Return without any changes everything in the data from the line containing "Identify all the" down to the line containing "battery-icon <box>696 12 740 32</box>", including both of those lines.

Spatial annotation entries:
····················

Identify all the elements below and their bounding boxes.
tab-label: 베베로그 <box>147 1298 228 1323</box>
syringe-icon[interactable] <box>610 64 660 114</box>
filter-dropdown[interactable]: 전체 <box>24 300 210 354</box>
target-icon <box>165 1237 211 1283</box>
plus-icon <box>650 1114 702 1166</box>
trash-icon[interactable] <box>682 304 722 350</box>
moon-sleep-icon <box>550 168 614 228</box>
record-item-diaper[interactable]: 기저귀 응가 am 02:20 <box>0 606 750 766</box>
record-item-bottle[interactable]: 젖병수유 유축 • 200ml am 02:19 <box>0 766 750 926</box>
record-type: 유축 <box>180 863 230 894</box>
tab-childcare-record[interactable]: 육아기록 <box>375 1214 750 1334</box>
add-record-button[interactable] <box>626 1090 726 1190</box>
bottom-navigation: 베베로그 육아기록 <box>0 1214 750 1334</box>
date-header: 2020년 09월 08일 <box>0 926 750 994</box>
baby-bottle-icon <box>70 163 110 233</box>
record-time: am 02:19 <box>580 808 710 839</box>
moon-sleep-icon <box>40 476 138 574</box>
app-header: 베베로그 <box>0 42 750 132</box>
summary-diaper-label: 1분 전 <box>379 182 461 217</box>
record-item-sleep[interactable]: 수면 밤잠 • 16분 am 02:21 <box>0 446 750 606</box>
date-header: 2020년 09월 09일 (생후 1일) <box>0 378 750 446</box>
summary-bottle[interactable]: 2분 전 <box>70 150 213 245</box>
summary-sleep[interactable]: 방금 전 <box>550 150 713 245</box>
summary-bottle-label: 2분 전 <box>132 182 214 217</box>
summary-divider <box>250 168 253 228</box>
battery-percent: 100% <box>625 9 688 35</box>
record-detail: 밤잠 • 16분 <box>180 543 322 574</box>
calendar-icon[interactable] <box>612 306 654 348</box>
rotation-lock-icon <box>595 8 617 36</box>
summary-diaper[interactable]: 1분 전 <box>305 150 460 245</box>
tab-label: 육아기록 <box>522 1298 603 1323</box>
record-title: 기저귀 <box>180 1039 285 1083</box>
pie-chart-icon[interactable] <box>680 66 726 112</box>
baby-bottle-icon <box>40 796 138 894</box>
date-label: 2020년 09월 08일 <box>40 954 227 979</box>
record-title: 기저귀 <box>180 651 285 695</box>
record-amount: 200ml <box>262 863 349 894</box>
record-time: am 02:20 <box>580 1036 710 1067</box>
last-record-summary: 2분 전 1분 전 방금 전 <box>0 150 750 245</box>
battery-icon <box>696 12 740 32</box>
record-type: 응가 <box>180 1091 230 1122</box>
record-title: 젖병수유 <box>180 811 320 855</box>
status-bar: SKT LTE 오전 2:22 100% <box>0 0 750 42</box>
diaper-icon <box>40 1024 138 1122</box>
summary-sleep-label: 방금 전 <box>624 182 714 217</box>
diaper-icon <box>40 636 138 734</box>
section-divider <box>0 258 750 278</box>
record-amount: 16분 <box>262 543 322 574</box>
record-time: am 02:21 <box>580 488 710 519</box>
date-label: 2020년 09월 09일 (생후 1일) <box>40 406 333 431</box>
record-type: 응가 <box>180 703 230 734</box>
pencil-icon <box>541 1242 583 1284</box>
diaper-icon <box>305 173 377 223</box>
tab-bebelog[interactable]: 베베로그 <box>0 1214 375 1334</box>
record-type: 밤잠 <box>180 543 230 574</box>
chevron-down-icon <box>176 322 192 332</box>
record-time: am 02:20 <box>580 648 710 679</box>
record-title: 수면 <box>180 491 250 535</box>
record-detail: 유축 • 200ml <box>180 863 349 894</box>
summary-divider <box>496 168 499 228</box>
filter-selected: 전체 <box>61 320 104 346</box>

····················

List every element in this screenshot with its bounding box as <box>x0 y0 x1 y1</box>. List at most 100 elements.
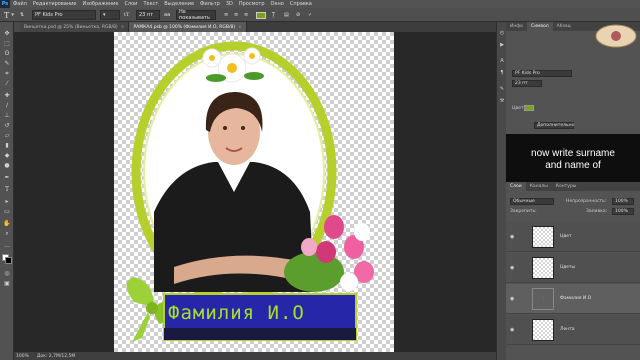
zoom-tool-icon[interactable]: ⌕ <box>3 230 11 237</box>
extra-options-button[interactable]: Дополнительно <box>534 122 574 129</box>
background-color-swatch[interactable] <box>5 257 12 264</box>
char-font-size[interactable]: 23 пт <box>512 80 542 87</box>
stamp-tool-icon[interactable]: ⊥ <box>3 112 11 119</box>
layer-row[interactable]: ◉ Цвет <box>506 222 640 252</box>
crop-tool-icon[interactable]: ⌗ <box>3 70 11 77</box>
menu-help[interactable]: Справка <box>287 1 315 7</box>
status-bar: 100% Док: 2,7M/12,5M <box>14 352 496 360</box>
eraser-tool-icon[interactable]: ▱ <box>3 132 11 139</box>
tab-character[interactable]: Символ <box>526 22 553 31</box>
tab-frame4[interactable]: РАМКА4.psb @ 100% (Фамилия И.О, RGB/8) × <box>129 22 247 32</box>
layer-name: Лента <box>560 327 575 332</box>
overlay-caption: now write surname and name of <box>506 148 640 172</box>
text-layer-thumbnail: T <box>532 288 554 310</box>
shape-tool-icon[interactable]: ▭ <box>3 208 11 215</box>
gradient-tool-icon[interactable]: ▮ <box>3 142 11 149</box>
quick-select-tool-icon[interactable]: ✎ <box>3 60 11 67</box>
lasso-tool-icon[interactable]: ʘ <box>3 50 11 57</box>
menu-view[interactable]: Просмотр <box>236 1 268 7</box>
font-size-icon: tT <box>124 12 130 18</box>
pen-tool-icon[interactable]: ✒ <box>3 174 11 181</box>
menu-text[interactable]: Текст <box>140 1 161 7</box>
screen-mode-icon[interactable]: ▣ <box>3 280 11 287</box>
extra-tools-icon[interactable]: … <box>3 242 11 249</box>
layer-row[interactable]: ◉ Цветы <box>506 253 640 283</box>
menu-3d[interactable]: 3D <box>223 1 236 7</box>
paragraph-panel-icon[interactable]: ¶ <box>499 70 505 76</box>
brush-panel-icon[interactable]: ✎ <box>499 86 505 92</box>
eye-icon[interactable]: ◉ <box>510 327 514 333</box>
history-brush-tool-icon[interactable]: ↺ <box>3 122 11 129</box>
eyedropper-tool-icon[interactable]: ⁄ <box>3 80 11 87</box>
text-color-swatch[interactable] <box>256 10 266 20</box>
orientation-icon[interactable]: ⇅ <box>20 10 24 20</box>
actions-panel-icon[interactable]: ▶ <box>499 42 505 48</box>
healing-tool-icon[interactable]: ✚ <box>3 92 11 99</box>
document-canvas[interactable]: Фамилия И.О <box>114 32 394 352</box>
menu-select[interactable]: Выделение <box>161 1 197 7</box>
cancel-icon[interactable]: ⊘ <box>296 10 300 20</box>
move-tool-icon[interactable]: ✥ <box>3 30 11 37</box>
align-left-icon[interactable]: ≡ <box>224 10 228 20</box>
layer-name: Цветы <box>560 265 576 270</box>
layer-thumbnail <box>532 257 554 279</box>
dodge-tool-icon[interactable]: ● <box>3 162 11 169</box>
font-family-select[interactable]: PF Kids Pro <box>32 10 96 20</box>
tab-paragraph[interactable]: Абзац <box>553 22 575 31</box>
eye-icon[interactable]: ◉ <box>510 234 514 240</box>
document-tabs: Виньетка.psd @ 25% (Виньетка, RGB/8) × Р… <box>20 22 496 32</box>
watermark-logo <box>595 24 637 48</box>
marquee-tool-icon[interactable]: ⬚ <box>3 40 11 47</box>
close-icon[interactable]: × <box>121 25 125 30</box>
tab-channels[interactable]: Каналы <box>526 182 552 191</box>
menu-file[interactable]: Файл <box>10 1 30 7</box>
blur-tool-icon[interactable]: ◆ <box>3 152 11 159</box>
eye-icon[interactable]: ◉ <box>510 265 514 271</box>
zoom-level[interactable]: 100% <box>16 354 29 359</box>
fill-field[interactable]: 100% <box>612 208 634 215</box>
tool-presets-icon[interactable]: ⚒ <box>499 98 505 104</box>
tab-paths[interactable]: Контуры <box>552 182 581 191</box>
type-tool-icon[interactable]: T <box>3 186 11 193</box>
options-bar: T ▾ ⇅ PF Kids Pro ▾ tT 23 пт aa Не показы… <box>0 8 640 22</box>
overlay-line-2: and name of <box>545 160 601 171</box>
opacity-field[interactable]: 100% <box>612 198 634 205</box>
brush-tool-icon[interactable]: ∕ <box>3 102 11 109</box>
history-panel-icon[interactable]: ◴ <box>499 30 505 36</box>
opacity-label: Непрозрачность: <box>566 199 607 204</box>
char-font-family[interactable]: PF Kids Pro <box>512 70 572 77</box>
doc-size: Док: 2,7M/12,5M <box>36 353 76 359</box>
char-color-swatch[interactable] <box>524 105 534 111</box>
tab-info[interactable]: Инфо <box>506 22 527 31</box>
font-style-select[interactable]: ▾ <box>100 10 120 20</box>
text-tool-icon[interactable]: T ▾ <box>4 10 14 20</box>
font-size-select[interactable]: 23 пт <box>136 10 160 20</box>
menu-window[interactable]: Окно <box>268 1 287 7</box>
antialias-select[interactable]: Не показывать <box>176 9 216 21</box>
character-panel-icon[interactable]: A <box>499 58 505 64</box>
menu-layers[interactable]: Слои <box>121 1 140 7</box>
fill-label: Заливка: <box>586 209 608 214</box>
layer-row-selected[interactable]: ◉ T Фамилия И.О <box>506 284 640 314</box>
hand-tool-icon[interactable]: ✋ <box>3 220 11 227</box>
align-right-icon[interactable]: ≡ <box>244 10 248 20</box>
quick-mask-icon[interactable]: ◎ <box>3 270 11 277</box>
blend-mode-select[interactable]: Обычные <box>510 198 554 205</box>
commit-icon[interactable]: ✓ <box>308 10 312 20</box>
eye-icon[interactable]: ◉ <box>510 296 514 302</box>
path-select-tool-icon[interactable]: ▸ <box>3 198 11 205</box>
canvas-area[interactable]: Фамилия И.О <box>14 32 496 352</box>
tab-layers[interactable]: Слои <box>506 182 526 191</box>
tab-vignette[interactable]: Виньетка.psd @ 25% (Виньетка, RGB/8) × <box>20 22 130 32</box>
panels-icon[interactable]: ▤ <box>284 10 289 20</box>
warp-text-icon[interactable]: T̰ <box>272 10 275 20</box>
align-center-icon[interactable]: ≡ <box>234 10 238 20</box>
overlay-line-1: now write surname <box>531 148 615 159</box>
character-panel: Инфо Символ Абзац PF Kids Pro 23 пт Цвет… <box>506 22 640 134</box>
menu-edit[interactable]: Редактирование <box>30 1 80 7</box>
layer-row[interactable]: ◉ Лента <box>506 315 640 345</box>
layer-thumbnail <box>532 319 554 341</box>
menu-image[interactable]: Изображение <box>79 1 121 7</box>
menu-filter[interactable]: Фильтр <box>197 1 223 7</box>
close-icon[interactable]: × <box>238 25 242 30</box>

····················

** Correct output **
Identify all the elements below and their bounding boxes.
tab-label: 베베로그 <box>147 1298 228 1323</box>
syringe-icon[interactable] <box>610 64 660 114</box>
filter-dropdown[interactable]: 전체 <box>24 300 210 354</box>
target-icon <box>165 1237 211 1283</box>
plus-icon <box>650 1114 702 1166</box>
trash-icon[interactable] <box>682 304 722 350</box>
moon-sleep-icon <box>550 168 614 228</box>
record-item-diaper[interactable]: 기저귀 응가 am 02:20 <box>0 606 750 766</box>
record-item-bottle[interactable]: 젖병수유 유축 • 200ml am 02:19 <box>0 766 750 926</box>
record-type: 유축 <box>180 863 230 894</box>
tab-childcare-record[interactable]: 육아기록 <box>375 1214 750 1334</box>
add-record-button[interactable] <box>626 1090 726 1190</box>
bottom-navigation: 베베로그 육아기록 <box>0 1214 750 1334</box>
date-header: 2020년 09월 08일 <box>0 926 750 994</box>
baby-bottle-icon <box>70 163 110 233</box>
record-time: am 02:19 <box>580 808 710 839</box>
moon-sleep-icon <box>40 476 138 574</box>
app-header: 베베로그 <box>0 42 750 132</box>
summary-diaper-label: 1분 전 <box>379 182 461 217</box>
record-item-sleep[interactable]: 수면 밤잠 • 16분 am 02:21 <box>0 446 750 606</box>
date-header: 2020년 09월 09일 (생후 1일) <box>0 378 750 446</box>
summary-bottle[interactable]: 2분 전 <box>70 150 213 245</box>
summary-sleep[interactable]: 방금 전 <box>550 150 713 245</box>
summary-bottle-label: 2분 전 <box>132 182 214 217</box>
summary-divider <box>250 168 253 228</box>
battery-percent: 100% <box>625 9 688 35</box>
record-detail: 밤잠 • 16분 <box>180 543 322 574</box>
calendar-icon[interactable] <box>612 306 654 348</box>
rotation-lock-icon <box>595 8 617 36</box>
summary-diaper[interactable]: 1분 전 <box>305 150 460 245</box>
tab-label: 육아기록 <box>522 1298 603 1323</box>
record-title: 기저귀 <box>180 1039 285 1083</box>
pie-chart-icon[interactable] <box>680 66 726 112</box>
baby-bottle-icon <box>40 796 138 894</box>
date-label: 2020년 09월 08일 <box>40 954 227 979</box>
record-title: 기저귀 <box>180 651 285 695</box>
record-amount: 200ml <box>262 863 349 894</box>
record-time: am 02:20 <box>580 1036 710 1067</box>
last-record-summary: 2분 전 1분 전 방금 전 <box>0 150 750 245</box>
battery-icon <box>696 12 740 32</box>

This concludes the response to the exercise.